**ORDINE DI LAVORO 1**
Rispondi alle domande seguenti in base all'articolo sugli scontri di Los Angeles.
(a) Quale sindaco ha varato l'ultimatum?
(b) Di quante tende era composto l'accampamento dei manifestanti nel parco?
(c) Come si è concluso lo scontro?
**ORDINE DI LAVORO 2**
Modifica il passo dell'articolo sugli scontri di Los Angeles a partire da "Chiusura della zona" e proseguendo fino a "arrestate diversi indignati.", sostituendo "City Hall" con "municipio".

Gli indignati provocano nuovi scontri a Los Angeles

Los Angeles – A due mesi dall’inizio del movimento Occupy Wall street, conclusosi con lo sgombero della tendopoli di Manattan a Zuccotti Park, gli indignati provocano nuovi scontri a Los Angeles. Oggi centinaia di poliziotti hanno isolato e circondato l’accampamento del movimento Occupy Los Angeles obbligando gli attivisti a retrocedere. I manifestanti si erano rifiutati di abbandonare il campo base come richiesto dalle autorità così, allo scadere dell’ultimatum, sono intervenuti gli agenti in tenuta antisommossa armati di bastoni ed armi non letali.

Cambiamento di programmi – L’ ultimatum  varato dal sindaco Antonio Villaraigosa, segna un passo indietro delle autorità cittadine rispetto alla precedente approvazione degli indignati ai quali era stato concesso di rimanere ad occupare lo spazio per tutto il tempo necessario. Precedentemente elogiati per aver “risvegliato la coscienza del Paese” migliaia di manifestati sono stati invitati a lasciare il luogo.

Chiusura della zona – L’area del parco di fronte alla City Hall è stato chiuso per evitare una nuova occupazione dei manifestanti che l’avevano utilizzato come accampamento per oltre 500 tende. Le autorità avevano proposto sistemazioni alternative per ragioni di pubblica sicurezza, ma i manifestanti si sono rifiutati di sgomberare il parco barricandosi nella zona. Lo scontro si è concluso senza incidenti e, secondo i media americani, sono state arrestate diversi indignati.

(Voci di dati archiviati)
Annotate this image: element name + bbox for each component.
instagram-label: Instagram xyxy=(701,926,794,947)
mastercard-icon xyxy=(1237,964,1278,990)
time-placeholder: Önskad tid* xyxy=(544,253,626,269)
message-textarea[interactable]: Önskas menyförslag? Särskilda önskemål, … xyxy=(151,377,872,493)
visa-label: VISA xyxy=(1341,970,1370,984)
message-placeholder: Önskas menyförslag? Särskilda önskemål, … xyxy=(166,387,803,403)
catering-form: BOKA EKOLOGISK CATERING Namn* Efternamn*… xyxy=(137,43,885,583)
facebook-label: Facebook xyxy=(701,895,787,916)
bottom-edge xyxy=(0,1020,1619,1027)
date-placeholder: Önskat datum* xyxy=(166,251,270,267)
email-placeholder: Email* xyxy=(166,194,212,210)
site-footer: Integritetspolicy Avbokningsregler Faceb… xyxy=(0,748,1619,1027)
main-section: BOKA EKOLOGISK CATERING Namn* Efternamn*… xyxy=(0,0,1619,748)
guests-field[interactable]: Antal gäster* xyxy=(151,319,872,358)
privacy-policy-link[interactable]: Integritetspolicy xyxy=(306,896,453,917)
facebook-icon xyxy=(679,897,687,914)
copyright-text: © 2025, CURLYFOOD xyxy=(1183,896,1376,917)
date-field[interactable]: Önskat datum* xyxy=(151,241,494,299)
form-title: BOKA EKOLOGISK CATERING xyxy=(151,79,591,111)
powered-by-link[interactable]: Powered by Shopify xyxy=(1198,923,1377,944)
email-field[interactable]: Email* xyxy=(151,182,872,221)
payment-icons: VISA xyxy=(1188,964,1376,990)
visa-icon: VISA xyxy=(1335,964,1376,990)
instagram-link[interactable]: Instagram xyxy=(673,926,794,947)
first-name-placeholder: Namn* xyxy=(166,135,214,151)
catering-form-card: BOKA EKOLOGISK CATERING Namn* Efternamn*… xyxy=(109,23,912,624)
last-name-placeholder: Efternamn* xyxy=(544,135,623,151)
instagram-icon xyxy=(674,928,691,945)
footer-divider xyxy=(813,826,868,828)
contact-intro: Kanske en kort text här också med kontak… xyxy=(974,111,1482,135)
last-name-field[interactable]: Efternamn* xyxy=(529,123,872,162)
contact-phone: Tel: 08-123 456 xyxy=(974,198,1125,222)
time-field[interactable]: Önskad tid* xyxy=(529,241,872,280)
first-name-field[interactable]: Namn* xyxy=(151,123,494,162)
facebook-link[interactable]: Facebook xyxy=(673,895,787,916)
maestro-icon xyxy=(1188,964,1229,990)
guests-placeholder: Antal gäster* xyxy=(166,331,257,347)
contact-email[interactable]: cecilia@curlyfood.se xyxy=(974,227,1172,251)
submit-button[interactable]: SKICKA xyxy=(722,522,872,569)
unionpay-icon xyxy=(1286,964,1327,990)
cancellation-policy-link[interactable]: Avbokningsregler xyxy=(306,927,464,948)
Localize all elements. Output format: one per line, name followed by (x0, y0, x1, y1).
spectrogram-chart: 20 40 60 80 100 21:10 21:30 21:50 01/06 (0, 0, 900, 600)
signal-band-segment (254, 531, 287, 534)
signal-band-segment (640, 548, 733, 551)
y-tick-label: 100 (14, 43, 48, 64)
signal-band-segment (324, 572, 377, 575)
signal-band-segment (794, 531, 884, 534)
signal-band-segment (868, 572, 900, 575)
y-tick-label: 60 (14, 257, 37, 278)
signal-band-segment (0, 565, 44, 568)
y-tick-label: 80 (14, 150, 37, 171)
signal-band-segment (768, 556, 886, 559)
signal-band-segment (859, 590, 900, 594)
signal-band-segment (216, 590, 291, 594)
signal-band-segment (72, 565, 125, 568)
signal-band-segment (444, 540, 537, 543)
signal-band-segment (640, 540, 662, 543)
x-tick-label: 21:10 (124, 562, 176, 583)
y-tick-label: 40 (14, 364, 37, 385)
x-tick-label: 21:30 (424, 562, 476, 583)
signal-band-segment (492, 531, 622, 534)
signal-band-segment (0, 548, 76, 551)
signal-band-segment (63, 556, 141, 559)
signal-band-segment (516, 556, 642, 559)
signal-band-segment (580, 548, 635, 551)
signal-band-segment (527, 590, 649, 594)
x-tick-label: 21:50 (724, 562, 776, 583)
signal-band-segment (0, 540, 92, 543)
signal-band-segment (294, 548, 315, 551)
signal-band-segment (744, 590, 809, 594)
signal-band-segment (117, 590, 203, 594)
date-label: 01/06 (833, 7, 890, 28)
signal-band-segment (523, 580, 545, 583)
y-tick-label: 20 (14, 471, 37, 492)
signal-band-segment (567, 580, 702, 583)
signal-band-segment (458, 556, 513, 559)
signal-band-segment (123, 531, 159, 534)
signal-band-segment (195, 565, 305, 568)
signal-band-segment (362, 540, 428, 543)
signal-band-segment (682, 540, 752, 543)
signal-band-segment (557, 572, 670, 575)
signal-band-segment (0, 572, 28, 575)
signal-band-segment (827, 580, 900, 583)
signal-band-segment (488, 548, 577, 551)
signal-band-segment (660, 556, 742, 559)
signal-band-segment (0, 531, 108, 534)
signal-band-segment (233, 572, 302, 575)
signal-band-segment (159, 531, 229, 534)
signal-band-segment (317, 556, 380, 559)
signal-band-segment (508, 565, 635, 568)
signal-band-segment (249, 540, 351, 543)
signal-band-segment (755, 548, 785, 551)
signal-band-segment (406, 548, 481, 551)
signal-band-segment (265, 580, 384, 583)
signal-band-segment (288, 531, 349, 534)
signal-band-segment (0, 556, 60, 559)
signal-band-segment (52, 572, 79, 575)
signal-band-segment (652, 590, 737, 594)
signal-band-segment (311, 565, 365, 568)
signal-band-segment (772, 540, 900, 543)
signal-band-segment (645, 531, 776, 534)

**RISPOSTA AL COMPITO 1**
(a) Antonio Villaraigosa.
(b) Di oltre 500 tende.
(c) Senza incidenti.

**RISPOSTA AL COMPITO 2**
Chiusura della zona – L’area del parco di fronte alla municipio è stato chiuso per evitare una nuova occupazione dei manifestanti che l’avevano utilizzato come accampamento per oltre 500 tende. Le autorità avevano proposto sistemazioni alternative per ragioni di pubblica sicurezza, ma i manifestanti si sono rifiutati di sgomberare il parco barricandosi nella zona. Lo scontro si è concluso senza incidenti e, secondo i media americani, sono state arrestate diversi indignati.